[DATASET EXCERPTS start]
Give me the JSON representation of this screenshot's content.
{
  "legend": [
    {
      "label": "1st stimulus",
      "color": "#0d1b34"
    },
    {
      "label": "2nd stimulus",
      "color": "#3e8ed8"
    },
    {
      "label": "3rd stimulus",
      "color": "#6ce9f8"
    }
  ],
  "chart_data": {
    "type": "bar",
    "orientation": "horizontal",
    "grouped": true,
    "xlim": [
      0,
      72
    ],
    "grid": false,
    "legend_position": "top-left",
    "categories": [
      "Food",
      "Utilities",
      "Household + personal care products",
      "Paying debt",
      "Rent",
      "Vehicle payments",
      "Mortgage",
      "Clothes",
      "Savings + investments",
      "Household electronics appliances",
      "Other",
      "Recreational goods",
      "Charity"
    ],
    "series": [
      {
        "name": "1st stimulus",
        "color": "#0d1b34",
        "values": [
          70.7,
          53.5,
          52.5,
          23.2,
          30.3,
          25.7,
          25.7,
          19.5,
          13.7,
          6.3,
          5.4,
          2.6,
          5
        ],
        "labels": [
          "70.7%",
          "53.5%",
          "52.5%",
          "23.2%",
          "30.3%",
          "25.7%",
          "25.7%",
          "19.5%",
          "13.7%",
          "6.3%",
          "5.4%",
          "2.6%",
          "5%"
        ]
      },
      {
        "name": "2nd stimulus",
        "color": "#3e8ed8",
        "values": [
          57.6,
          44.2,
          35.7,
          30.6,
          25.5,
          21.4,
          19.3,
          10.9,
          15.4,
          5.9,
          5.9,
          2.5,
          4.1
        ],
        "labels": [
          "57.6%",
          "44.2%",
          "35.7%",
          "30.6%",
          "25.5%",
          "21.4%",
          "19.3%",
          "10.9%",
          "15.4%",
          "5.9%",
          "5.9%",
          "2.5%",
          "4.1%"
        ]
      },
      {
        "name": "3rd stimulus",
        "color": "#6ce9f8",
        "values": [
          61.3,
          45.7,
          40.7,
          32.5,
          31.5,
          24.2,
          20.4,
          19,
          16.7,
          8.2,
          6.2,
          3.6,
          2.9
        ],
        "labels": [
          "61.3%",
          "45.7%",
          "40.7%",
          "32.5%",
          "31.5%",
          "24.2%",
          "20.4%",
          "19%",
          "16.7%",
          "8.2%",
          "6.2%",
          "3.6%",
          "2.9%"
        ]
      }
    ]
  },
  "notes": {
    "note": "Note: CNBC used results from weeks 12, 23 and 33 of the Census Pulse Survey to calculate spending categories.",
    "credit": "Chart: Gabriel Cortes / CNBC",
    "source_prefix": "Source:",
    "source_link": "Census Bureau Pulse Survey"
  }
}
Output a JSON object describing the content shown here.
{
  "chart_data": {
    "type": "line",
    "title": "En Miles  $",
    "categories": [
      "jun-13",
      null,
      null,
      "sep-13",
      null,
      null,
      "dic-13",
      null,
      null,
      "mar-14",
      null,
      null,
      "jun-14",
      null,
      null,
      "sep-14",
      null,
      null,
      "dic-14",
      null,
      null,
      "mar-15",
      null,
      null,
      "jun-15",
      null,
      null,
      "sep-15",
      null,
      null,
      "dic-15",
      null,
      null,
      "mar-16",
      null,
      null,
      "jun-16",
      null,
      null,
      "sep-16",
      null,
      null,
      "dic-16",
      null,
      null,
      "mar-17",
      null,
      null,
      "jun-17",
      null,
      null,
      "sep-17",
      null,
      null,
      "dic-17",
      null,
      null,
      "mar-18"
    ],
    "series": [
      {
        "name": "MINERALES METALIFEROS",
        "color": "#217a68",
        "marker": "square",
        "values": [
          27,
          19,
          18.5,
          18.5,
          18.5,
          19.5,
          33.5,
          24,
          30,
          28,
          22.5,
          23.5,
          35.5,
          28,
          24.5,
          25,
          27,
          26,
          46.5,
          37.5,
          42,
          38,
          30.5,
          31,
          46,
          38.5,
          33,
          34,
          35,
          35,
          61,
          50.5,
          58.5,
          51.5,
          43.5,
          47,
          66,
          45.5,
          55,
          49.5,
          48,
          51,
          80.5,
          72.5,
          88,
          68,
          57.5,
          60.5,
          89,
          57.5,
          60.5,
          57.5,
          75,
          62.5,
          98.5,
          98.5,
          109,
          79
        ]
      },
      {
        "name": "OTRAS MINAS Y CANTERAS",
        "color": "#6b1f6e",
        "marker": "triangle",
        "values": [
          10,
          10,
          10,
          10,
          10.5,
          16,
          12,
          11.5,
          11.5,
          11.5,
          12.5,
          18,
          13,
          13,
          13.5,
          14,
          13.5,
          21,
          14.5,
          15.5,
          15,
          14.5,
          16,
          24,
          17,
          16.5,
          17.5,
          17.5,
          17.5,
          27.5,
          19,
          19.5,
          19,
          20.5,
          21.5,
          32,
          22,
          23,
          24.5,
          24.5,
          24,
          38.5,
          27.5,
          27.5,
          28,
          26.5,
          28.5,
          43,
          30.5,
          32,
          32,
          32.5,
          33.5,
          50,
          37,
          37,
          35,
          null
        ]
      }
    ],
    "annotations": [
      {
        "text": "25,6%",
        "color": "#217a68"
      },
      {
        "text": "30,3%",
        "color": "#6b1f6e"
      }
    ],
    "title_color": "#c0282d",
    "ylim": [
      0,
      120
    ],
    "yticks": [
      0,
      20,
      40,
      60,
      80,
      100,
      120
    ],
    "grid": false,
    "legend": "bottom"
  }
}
[DATASET EXCERPTS end]
PROBLEM REQUIREMENTS: From the records above, extract every line exactly as it stands.

ANSWER TO THIS TASK:
Give me the JSON representation of this screenshot's content.
{
  "legend": [
    {
      "label": "1st stimulus",
      "color": "#0d1b34"
    },
    {
      "label": "2nd stimulus",
      "color": "#3e8ed8"
    },
    {
      "label": "3rd stimulus",
      "color": "#6ce9f8"
    }
  ],
  "chart_data": {
    "type": "bar",
    "orientation": "horizontal",
    "grouped": true,
    "xlim": [
      0,
      72
    ],
    "grid": false,
    "legend_position": "top-left",
    "categories": [
      "Food",
      "Utilities",
      "Household + personal care products",
      "Paying debt",
      "Rent",
      "Vehicle payments",
      "Mortgage",
      "Clothes",
      "Savings + investments",
      "Household electronics appliances",
      "Other",
      "Recreational goods",
      "Charity"
    ],
    "series": [
      {
        "name": "1st stimulus",
        "color": "#0d1b34",
        "values": [
          70.7,
          53.5,
          52.5,
          23.2,
          30.3,
          25.7,
          25.7,
          19.5,
          13.7,
          6.3,
          5.4,
          2.6,
          5
        ],
        "labels": [
          "70.7%",
          "53.5%",
          "52.5%",
          "23.2%",
          "30.3%",
          "25.7%",
          "25.7%",
          "19.5%",
          "13.7%",
          "6.3%",
          "5.4%",
          "2.6%",
          "5%"
        ]
      },
      {
        "name": "2nd stimulus",
        "color": "#3e8ed8",
        "values": [
          57.6,
          44.2,
          35.7,
          30.6,
          25.5,
          21.4,
          19.3,
          10.9,
          15.4,
          5.9,
          5.9,
          2.5,
          4.1
        ],
        "labels": [
          "57.6%",
          "44.2%",
          "35.7%",
          "30.6%",
          "25.5%",
          "21.4%",
          "19.3%",
          "10.9%",
          "15.4%",
          "5.9%",
          "5.9%",
          "2.5%",
          "4.1%"
        ]
      },
      {
        "name": "3rd stimulus",
        "color": "#6ce9f8",
        "values": [
          61.3,
          45.7,
          40.7,
          32.5,
          31.5,
          24.2,
          20.4,
          19,
          16.7,
          8.2,
          6.2,
          3.6,
          2.9
        ],
        "labels": [
          "61.3%",
          "45.7%",
          "40.7%",
          "32.5%",
          "31.5%",
          "24.2%",
          "20.4%",
          "19%",
          "16.7%",
          "8.2%",
          "6.2%",
          "3.6%",
          "2.9%"
        ]
      }
    ]
  },
  "notes": {
    "note": "Note: CNBC used results from weeks 12, 23 and 33 of the Census Pulse Survey to calculate spending categories.",
    "credit": "Chart: Gabriel Cortes / CNBC",
    "source_prefix": "Source:",
    "source_link": "Census Bureau Pulse Survey"
  }
}
Output a JSON object describing the content shown here.
{
  "chart_data": {
    "type": "line",
    "title": "En Miles  $",
    "categories": [
      "jun-13",
      null,
      null,
      "sep-13",
      null,
      null,
      "dic-13",
      null,
      null,
      "mar-14",
      null,
      null,
      "jun-14",
      null,
      null,
      "sep-14",
      null,
      null,
      "dic-14",
      null,
      null,
      "mar-15",
      null,
      null,
      "jun-15",
      null,
      null,
      "sep-15",
      null,
      null,
      "dic-15",
      null,
      null,
      "mar-16",
      null,
      null,
      "jun-16",
      null,
      null,
      "sep-16",
      null,
      null,
      "dic-16",
      null,
      null,
      "mar-17",
      null,
      null,
      "jun-17",
      null,
      null,
      "sep-17",
      null,
      null,
      "dic-17",
      null,
      null,
      "mar-18"
    ],
    "series": [
      {
        "name": "MINERALES METALIFEROS",
        "color": "#217a68",
        "marker": "square",
        "values": [
          27,
          19,
          18.5,
          18.5,
          18.5,
          19.5,
          33.5,
          24,
          30,
          28,
          22.5,
          23.5,
          35.5,
          28,
          24.5,
          25,
          27,
          26,
          46.5,
          37.5,
          42,
          38,
          30.5,
          31,
          46,
          38.5,
          33,
          34,
          35,
          35,
          61,
          50.5,
          58.5,
          51.5,
          43.5,
          47,
          66,
          45.5,
          55,
          49.5,
          48,
          51,
          80.5,
          72.5,
          88,
          68,
          57.5,
          60.5,
          89,
          57.5,
          60.5,
          57.5,
          75,
          62.5,
          98.5,
          98.5,
          109,
          79
        ]
      },
      {
        "name": "OTRAS MINAS Y CANTERAS",
        "color": "#6b1f6e",
        "marker": "triangle",
        "values": [
          10,
          10,
          10,
          10,
          10.5,
          16,
          12,
          11.5,
          11.5,
          11.5,
          12.5,
          18,
          13,
          13,
          13.5,
          14,
          13.5,
          21,
          14.5,
          15.5,
          15,
          14.5,
          16,
          24,
          17,
          16.5,
          17.5,
          17.5,
          17.5,
          27.5,
          19,
          19.5,
          19,
          20.5,
          21.5,
          32,
          22,
          23,
          24.5,
          24.5,
          24,
          38.5,
          27.5,
          27.5,
          28,
          26.5,
          28.5,
          43,
          30.5,
          32,
          32,
          32.5,
          33.5,
          50,
          37,
          37,
          35,
          null
        ]
      }
    ],
    "annotations": [
      {
        "text": "25,6%",
        "color": "#217a68"
      },
      {
        "text": "30,3%",
        "color": "#6b1f6e"
      }
    ],
    "title_color": "#c0282d",
    "ylim": [
      0,
      120
    ],
    "yticks": [
      0,
      20,
      40,
      60,
      80,
      100,
      120
    ],
    "grid": false,
    "legend": "bottom"
  }
}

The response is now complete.